Requirement: Where a line holds the word "أحمد", copy that line.
## begin Dataset extract
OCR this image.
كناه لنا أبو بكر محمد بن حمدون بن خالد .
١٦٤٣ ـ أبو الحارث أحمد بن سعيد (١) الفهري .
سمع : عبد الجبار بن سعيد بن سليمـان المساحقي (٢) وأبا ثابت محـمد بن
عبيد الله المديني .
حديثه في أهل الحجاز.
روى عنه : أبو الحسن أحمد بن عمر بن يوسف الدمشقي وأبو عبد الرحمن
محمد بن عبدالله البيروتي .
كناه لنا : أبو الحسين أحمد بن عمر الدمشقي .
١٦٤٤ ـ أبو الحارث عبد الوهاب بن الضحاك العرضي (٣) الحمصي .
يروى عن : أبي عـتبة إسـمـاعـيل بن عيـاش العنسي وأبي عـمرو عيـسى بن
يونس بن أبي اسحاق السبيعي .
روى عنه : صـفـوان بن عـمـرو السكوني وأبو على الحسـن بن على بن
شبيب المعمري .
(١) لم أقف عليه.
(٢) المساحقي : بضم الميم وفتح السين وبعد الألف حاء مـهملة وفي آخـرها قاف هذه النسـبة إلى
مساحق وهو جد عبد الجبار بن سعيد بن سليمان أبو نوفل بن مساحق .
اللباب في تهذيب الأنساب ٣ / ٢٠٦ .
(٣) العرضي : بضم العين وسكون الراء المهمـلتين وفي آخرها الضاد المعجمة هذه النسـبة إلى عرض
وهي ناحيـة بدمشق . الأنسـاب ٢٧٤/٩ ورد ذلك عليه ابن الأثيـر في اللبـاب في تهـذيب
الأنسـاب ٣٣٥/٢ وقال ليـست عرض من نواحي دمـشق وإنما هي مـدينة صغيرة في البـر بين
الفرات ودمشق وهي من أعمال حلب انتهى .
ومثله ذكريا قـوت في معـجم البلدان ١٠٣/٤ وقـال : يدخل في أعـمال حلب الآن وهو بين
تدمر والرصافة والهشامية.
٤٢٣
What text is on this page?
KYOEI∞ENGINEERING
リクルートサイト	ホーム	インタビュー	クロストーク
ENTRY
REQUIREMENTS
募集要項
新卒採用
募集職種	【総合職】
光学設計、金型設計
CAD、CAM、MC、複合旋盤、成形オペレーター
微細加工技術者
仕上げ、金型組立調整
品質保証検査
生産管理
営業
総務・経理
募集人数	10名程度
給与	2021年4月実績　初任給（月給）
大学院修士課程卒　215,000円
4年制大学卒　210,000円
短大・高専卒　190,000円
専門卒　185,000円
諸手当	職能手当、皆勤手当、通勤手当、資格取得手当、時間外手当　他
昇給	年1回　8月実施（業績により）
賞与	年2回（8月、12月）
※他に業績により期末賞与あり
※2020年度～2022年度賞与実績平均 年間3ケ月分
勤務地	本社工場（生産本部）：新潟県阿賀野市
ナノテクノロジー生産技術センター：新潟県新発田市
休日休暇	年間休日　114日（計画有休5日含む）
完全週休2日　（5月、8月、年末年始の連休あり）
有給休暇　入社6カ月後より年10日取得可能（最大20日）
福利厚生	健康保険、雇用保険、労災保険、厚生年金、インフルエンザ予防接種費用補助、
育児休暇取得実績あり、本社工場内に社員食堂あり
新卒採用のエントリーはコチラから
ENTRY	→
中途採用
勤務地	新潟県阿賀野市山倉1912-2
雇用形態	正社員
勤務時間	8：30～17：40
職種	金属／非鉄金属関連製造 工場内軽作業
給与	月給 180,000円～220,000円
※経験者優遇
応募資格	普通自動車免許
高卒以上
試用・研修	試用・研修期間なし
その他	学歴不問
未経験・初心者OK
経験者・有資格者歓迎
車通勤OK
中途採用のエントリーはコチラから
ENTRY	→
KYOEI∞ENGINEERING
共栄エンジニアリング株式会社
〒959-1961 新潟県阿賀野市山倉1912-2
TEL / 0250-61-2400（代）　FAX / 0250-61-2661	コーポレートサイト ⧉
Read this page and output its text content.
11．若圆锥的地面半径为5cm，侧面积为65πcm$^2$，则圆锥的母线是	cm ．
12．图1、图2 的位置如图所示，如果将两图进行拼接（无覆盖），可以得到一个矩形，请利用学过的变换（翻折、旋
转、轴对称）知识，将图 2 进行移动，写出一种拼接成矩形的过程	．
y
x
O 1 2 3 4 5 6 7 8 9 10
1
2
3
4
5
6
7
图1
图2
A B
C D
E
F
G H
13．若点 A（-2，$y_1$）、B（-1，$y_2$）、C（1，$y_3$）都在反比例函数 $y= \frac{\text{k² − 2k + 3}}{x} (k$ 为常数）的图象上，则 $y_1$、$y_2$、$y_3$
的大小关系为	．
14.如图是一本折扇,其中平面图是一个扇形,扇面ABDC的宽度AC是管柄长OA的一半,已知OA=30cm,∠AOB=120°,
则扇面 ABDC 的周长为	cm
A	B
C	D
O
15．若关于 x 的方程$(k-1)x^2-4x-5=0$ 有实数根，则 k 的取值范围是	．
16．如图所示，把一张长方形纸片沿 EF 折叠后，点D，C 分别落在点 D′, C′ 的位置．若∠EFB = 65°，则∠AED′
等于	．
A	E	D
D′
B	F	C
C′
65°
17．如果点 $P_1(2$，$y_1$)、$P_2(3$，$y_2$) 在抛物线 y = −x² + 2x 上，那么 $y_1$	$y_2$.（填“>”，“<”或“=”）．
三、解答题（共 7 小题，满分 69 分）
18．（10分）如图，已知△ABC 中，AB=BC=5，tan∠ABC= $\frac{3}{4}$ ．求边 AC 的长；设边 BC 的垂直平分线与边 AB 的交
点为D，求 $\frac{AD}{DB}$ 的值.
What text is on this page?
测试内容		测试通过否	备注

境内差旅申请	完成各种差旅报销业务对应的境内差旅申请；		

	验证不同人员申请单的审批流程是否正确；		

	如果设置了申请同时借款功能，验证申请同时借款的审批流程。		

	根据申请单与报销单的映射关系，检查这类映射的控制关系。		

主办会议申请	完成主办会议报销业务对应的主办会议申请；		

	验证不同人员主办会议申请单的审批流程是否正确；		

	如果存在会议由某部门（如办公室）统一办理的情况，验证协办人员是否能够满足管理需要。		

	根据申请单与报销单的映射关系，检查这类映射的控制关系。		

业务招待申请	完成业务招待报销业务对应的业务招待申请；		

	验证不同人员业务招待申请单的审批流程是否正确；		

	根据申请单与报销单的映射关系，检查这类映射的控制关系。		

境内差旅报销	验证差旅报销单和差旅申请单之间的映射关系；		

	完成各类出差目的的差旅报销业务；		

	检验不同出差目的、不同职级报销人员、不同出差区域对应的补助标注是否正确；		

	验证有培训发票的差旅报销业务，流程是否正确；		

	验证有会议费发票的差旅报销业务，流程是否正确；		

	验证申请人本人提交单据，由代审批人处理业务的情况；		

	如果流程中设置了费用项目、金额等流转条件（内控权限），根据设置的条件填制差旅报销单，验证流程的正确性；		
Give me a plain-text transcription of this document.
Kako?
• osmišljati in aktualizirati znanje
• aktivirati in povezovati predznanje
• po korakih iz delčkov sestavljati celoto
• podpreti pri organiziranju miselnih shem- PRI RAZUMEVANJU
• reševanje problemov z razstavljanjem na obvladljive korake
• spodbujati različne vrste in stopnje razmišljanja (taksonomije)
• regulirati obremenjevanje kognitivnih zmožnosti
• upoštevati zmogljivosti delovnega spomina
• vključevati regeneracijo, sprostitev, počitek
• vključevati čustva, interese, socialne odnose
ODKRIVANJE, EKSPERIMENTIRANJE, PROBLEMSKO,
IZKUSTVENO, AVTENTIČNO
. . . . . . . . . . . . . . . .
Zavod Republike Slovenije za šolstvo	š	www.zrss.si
## end Dataset extract
Task output:
١٦٤٣ ـ أبو الحارث أحمد بن سعيد (١) الفهري .
روى عنه : أبو الحسن أحمد بن عمر بن يوسف الدمشقي وأبو عبد الرحمن
كناه لنا : أبو الحسين أحمد بن عمر الدمشقي .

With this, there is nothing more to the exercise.